■ STATED PROBLEM 1: Format the portion of the records that opens with the line containing "restore-icon: ❐ [987, 5, 998, 17]" and closes with the line containing "ruler-number: 3 [302, 112, 308, 121]" as a JSON list of strings, one string per line, with blank lines omitted.

-=-=-=-=-

By Dan Godsell, global sales, North America
In today’s fast-paced, ultra-competitive global economy, change is a necessary constant to remain competitive. Strategic shifts in specific functions, including business travel programs, can send ripple effects across an organization. Implementing a large corporate travel program is no small task, but there are strategies that will help ease change management, particularly in this age of digital transformation.
This is the second in a series of articles on travel procurement in a rapidly changing economy. In the first, I wrote about procurement practices struggling to keep pace with a fast-changing world. Here, I want to focus on the topic of strategic alignment with corporate priorities by offering a big picture view, a real-world example, and some specific steps you can take to align your travel program with your organization’s goals.
The value of this alignment process can be clearly seen if we consider the effects of misalignment. Goals missed typically have ramifications such as reduced revenue and/or share price. It’s easy to understand these effects when measuring items such as R&D investment gone awry. Less tangible, or indirect categories, also impact revenue, employee retention, customer satisfaction, and much more if they’re not aligned to organizational goals. Travel programs can fall into this category.
Travel and procurement teams can build their credibility and influence by purposefully linking their travel programs to the big picture. Let’s look at a scenario that demonstrates how this alignment effort helps the travel manager, the organization as a whole, and travelers.

-=-=-=-=-

■ STATED PROBLEM 2: Resume the article on aligning corporate travel programs with organizational goals from the point at which it stops.

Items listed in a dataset
-=-=-=-=-

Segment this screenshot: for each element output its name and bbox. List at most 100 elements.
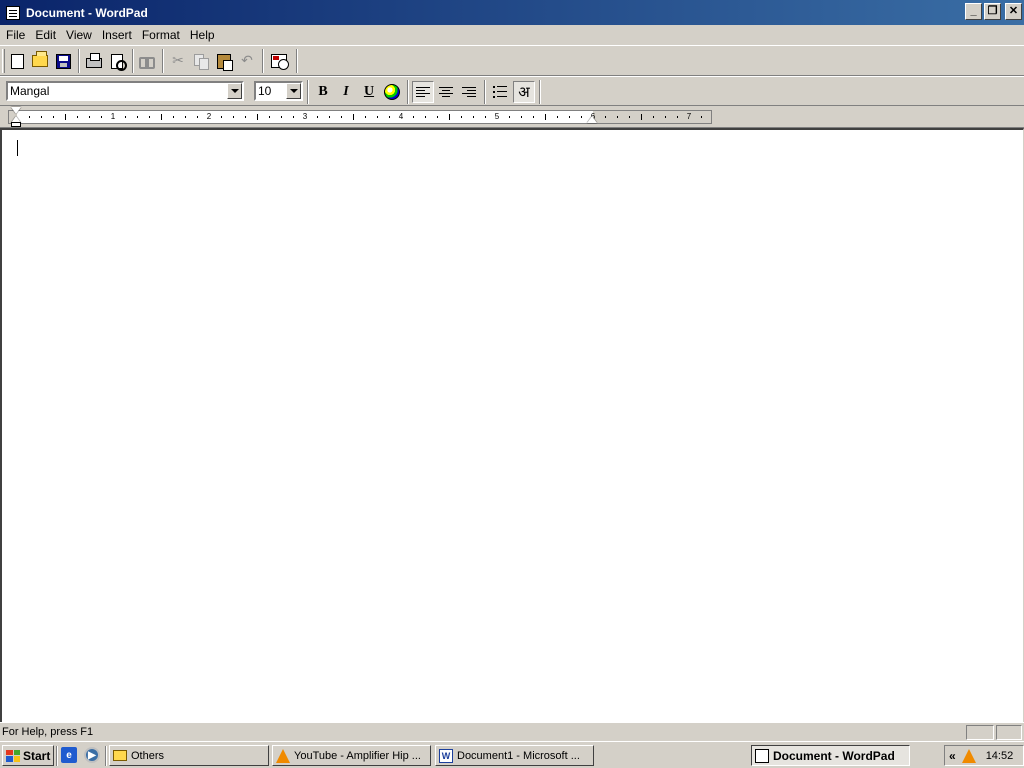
restore-icon: ❐ [987, 5, 998, 17]
ruler-dot [413, 116, 414, 118]
chevron-down-icon[interactable] [286, 83, 301, 99]
first-line-indent-marker[interactable] [11, 107, 21, 114]
font-size-value: 10 [258, 84, 272, 98]
ruler-half-tick [641, 114, 642, 120]
ruler-dot [293, 116, 294, 118]
menu-edit[interactable]: Edit [30, 26, 61, 44]
ruler-half-tick [65, 114, 66, 120]
chevron-down-icon[interactable] [227, 83, 242, 99]
paste-icon [217, 53, 233, 71]
ruler-number: 3 [302, 112, 308, 121]
menu-help[interactable]: Help [185, 26, 220, 44]
find-button[interactable] [136, 50, 158, 72]
vlc-tray-icon[interactable] [961, 748, 976, 763]
ruler-half-tick [161, 114, 162, 120]
align-center-button[interactable] [435, 81, 457, 103]
internet-explorer-icon[interactable]: e [61, 747, 77, 763]
toolbar-separator [162, 49, 164, 73]
status-panel [996, 725, 1022, 740]
align-left-button[interactable] [412, 81, 434, 103]
ruler-dot [329, 116, 330, 118]
minimize-button[interactable]: _ [965, 3, 982, 20]
ruler-half-tick [545, 114, 546, 120]
ruler[interactable]: 1234567 [8, 110, 712, 124]
copy-icon [194, 54, 209, 70]
system-tray: « 14:52 [944, 745, 1024, 766]
underline-button[interactable]: U [358, 81, 380, 103]
font-size-combo[interactable]: 10 [254, 81, 303, 101]
italic-icon: I [343, 84, 349, 99]
clock[interactable]: 14:52 [986, 750, 1014, 762]
ruler-dot [437, 116, 438, 118]
ruler-dot [677, 116, 678, 118]
ruler-dot [137, 116, 138, 118]
toolbar-grip[interactable] [2, 49, 5, 73]
align-right-icon [462, 86, 476, 98]
task-label: Others [131, 749, 165, 762]
menu-insert[interactable]: Insert [97, 26, 137, 44]
ruler-half-tick [353, 114, 354, 120]
close-button[interactable]: ✕ [1005, 3, 1022, 20]
ruler-dot [221, 116, 222, 118]
open-button[interactable] [29, 50, 51, 72]
menu-view[interactable]: View [61, 26, 97, 44]
standard-toolbar: ✂ ↶ [0, 45, 1024, 76]
date-time-icon [271, 54, 289, 70]
ruler-dot [533, 116, 534, 118]
print-button[interactable] [83, 50, 105, 72]
italic-button[interactable]: I [335, 81, 357, 103]
left-indent-box[interactable] [11, 122, 21, 127]
save-button[interactable] [52, 50, 74, 72]
task-label: YouTube - Amplifier Hip ... [294, 749, 421, 762]
ruler-dot [125, 116, 126, 118]
ruler-dot [29, 116, 30, 118]
scissors-icon: ✂ [172, 53, 184, 69]
toolbar-separator [78, 49, 80, 73]
ruler-dot [617, 116, 618, 118]
color-button[interactable] [381, 81, 403, 103]
document-editor[interactable] [0, 128, 1024, 722]
right-indent-marker[interactable] [587, 116, 597, 123]
ruler-dot [341, 116, 342, 118]
show-hidden-icons-chevron[interactable]: « [949, 749, 956, 763]
ruler-dot [485, 116, 486, 118]
ruler-dot [197, 116, 198, 118]
date-time-button[interactable] [268, 50, 290, 72]
ruler-dot [101, 116, 102, 118]
ruler-dot [521, 116, 522, 118]
copy-button[interactable] [190, 50, 212, 72]
wordpad-app-icon[interactable] [6, 5, 20, 20]
task-document1-word[interactable]: W Document1 - Microsoft ... [435, 745, 594, 766]
ruler-dot [389, 116, 390, 118]
bold-button[interactable]: B [312, 81, 334, 103]
window-controls: _ ❐ ✕ [965, 3, 1022, 20]
reading-order-button[interactable]: अ [513, 81, 535, 103]
binoculars-icon [139, 55, 155, 69]
vlc-icon [276, 748, 290, 763]
cut-button[interactable]: ✂ [167, 50, 189, 72]
format-toolbar: Mangal 10 B I U अ [0, 76, 1024, 106]
paste-button[interactable] [213, 50, 235, 72]
ruler-dot [461, 116, 462, 118]
print-preview-button[interactable] [106, 50, 128, 72]
wordpad-icon [755, 748, 769, 763]
title-bar[interactable]: Document - WordPad _ ❐ ✕ [0, 0, 1024, 25]
start-button[interactable]: Start [2, 745, 54, 766]
font-name-combo[interactable]: Mangal [6, 81, 244, 101]
task-document-wordpad[interactable]: Document - WordPad [751, 745, 910, 766]
restore-button[interactable]: ❐ [984, 3, 1001, 20]
menu-format[interactable]: Format [137, 26, 185, 44]
ruler-half-tick [449, 114, 450, 120]
task-youtube[interactable]: YouTube - Amplifier Hip ... [272, 745, 431, 766]
media-player-icon[interactable]: ▶ [84, 747, 100, 763]
task-others[interactable]: Others [109, 745, 269, 766]
start-label: Start [23, 748, 51, 763]
bullets-button[interactable] [489, 81, 511, 103]
align-right-button[interactable] [458, 81, 480, 103]
new-button[interactable] [6, 50, 28, 72]
undo-button[interactable]: ↶ [236, 50, 258, 72]
menu-file[interactable]: File [1, 26, 30, 44]
ruler-number: 7 [686, 112, 692, 121]
ruler-dot [665, 116, 666, 118]
menu-bar: File Edit View Insert Format Help [0, 25, 1024, 45]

-=-=-=-=-

■ TASK RESULT 1:
[
  "restore-icon: ❐ [987, 5, 998, 17]",
  "ruler-dot [413, 116, 414, 118]",
  "chevron-down-icon[interactable] [286, 83, 301, 99]",
  "first-line-indent-marker[interactable] [11, 107, 21, 114]",
  "font-size-value: 10 [258, 84, 272, 98]",
  "ruler-half-tick [641, 114, 642, 120]",
  "ruler-dot [293, 116, 294, 118]",
  "menu-edit[interactable]: Edit [30, 26, 61, 44]",
  "ruler-half-tick [65, 114, 66, 120]",
  "chevron-down-icon[interactable] [227, 83, 242, 99]",
  "paste-icon [217, 53, 233, 71]",
  "ruler-number: 3 [302, 112, 308, 121]"
]

■ TASK RESULT 2:
Often in executive strategy meetings some priority is placed on employee recruitment and retention. We’ve been hearing about the war for talent for many years, and the pressure to find and keep the best people has never been higher. For context, in August 2019 the US unemployment rate was at 3.7 percent, according to the federal Bureau of Labor Statistics. That’s historically low — even lower than what some economists consider full employment. Yet, according to the St. Louis Federal Reserve Bank, the professional unemployment rate is 2.9 percent as of July 2019. In Canada, the unemployment rate was at a nearly 20-year low of approximately 5.8 percent in 2018. That means that within the framework of an overall tight labor market, there are segments of specialized capability where the war for talent is very real.
The consequences of that competition for the best and brightest are quite tangible. We reported that research showed replacing an employee who is paid an annual salary of $100,000 can cost $213,000 — 213 percent of the salary. Building on that one data point, a large enterprise can save a significant amount of money with relatively small reductions in turnover.
If one of your organization’s goals is to find and retain the best talent, your travel program can become a part of this strategy.
I recently consulted with a client, a financial firm that’s been growing rapidly, at the same time they were completing their yearly planning. One of the key drivers behind several of their strategic goals was the changing demographics of their employees. Millennials now make up a majority of their workforce, and they knew this generational change would continue, along with the evolving expectations of this workforce cohort.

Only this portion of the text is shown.